Turn every line of the data below into a JSON list of strings, one string per line, skipping blank lines and leaving out the pictures.

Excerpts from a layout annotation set
______

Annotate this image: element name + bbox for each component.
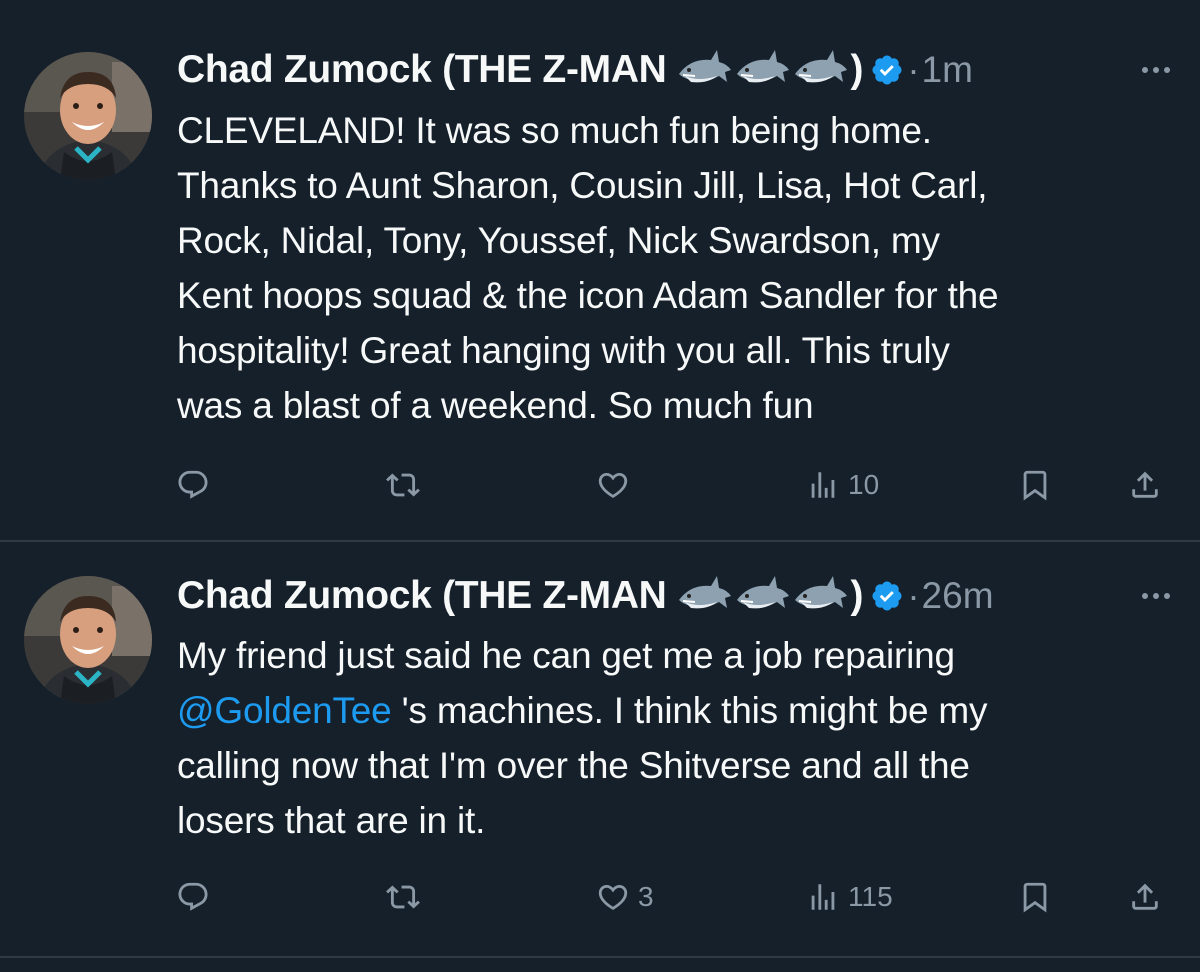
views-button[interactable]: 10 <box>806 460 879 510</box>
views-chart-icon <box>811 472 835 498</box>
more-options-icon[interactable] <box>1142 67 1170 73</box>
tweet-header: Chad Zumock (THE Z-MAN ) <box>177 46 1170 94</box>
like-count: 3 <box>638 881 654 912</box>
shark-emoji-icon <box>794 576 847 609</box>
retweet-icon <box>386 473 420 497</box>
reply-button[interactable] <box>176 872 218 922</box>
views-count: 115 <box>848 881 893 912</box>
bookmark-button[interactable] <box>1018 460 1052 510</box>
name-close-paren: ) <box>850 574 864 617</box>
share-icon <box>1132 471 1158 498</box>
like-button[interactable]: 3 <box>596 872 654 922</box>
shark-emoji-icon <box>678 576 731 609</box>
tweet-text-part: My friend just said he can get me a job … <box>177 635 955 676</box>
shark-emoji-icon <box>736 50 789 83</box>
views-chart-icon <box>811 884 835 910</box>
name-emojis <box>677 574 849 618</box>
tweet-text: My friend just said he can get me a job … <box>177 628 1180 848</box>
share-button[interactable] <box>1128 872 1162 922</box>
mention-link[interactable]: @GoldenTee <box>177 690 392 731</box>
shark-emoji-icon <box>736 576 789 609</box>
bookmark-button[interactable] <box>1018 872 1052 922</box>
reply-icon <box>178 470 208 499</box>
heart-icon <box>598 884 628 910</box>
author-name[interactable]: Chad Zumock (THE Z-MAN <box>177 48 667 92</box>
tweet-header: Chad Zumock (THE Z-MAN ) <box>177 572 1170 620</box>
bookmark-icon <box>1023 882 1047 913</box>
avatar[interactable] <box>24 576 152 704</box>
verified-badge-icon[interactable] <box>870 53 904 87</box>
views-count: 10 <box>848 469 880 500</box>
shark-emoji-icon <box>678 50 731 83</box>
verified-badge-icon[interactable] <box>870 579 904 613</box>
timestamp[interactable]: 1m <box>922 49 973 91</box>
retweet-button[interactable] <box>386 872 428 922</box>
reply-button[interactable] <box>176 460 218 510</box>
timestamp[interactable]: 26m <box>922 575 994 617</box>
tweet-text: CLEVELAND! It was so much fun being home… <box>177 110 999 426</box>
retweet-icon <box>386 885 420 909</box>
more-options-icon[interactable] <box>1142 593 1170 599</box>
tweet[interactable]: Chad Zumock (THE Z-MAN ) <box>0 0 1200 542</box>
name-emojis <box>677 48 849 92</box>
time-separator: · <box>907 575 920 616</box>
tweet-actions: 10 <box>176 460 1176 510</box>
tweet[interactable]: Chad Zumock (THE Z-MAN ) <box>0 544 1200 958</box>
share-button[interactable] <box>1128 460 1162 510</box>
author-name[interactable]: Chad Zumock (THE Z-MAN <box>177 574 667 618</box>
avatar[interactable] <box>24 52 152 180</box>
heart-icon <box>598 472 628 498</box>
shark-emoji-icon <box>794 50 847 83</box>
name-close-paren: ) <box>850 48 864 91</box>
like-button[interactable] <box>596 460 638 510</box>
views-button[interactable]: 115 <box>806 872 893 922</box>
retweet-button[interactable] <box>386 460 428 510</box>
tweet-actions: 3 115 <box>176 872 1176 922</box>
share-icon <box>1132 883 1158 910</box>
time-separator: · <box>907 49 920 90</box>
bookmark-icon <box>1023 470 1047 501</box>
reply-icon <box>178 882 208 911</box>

______

> _EXERCISE ANSWER_:
[
  "Annotate this image: element name + bbox for each component.",
  "views-button[interactable]: 10 <box>806 460 879 510</box>",
  "views-chart-icon <box>811 472 835 498</box>",
  "more-options-icon[interactable] <box>1142 67 1170 73</box>",
  "tweet-header: Chad Zumock (THE Z-MAN ) <box>177 46 1170 94</box>",
  "like-count: 3 <box>638 881 654 912</box>",
  "shark-emoji-icon <box>794 576 847 609</box>",
  "retweet-icon <box>386 473 420 497</box>",
  "reply-button[interactable] <box>176 872 218 922</box>",
  "views-count: 115 <box>848 881 893 912</box>",
  "bookmark-button[interactable] <box>1018 460 1052 510</box>",
  "name-close-paren: ) <box>850 574 864 617</box>",
  "share-icon <box>1132 471 1158 498</box>",
  "like-button[interactable]: 3 <box>596 872 654 922</box>",
  "shark-emoji-icon <box>678 576 731 609</box>",
  "tweet-text-part: My friend just said he can get me a job … <box>177 635 955 676</box>",
  "shark-emoji-icon <box>736 50 789 83</box>",
  "views-chart-icon <box>811 884 835 910</box>",
  "name-emojis <box>677 574 849 618</box>",
  "tweet-text: My friend just said he can get me a job … <box>177 628 1180 848</box>",
  "share-button[interactable] <box>1128 872 1162 922</box>",
  "mention-link[interactable]: @GoldenTee <box>177 690 392 731</box>",
  "shark-emoji-icon <box>736 576 789 609</box>",
  "bookmark-button[interactable] <box>1018 872 1052 922</box>",
  "reply-icon <box>178 470 208 499</box>",
  "heart-icon <box>598 884 628 910</box>",
  "author-name[interactable]: Chad Zumock (THE Z-MAN <box>177 48 667 92</box>",
  "tweet-header: Chad Zumock (THE Z-MAN ) <box>177 572 1170 620</box>",
  "bookmark-icon <box>1023 882 1047 913</box>",
  "avatar[interactable] <box>24 576 152 704</box>",
  "verified-badge-icon[interactable] <box>870 53 904 87</box>",
  "views-count: 10 <box>848 469 880 500</box>",
  "shark-emoji-icon <box>678 50 731 83</box>",
  "verified-badge-icon[interactable] <box>870 579 904 613</box>",
  "timestamp[interactable]: 1m <box>922 49 973 91</box>",
  "retweet-button[interactable] <box>386 872 428 922</box>",
  "reply-button[interactable] <box>176 460 218 510</box>",
  "timestamp[interactable]: 26m <box>922 575 994 617</box>",
  "tweet-text: CLEVELAND! It was so much fun being home… <box>177 110 999 426</box>",
  "retweet-icon <box>386 885 420 909</box>",
  "more-options-icon[interactable] <box>1142 593 1170 599</box>",
  "tweet[interactable]: Chad Zumock (THE Z-MAN ) <box>0 0 1200 542</box>",
  "name-emojis <box>677 48 849 92</box>",
  "time-separator: · <box>907 575 920 616</box>",
  "tweet-actions: 10 <box>176 460 1176 510</box>",
  "tweet[interactable]: Chad Zumock (THE Z-MAN ) <box>0 544 1200 958</box>",
  "share-button[interactable] <box>1128 460 1162 510</box>",
  "author-name[interactable]: Chad Zumock (THE Z-MAN <box>177 574 667 618</box>",
  "avatar[interactable] <box>24 52 152 180</box>",
  "heart-icon <box>598 472 628 498</box>",
  "shark-emoji-icon <box>794 50 847 83</box>",
  "name-close-paren: ) <box>850 48 864 91</box>",
  "like-button[interactable] <box>596 460 638 510</box>",
  "views-button[interactable]: 115 <box>806 872 893 922</box>",
  "retweet-button[interactable] <box>386 460 428 510</box>",
  "tweet-actions: 3 115 <box>176 872 1176 922</box>",
  "share-icon <box>1132 883 1158 910</box>",
  "time-separator: · <box>907 49 920 90</box>",
  "bookmark-icon <box>1023 470 1047 501</box>",
  "reply-icon <box>178 882 208 911</box>"
]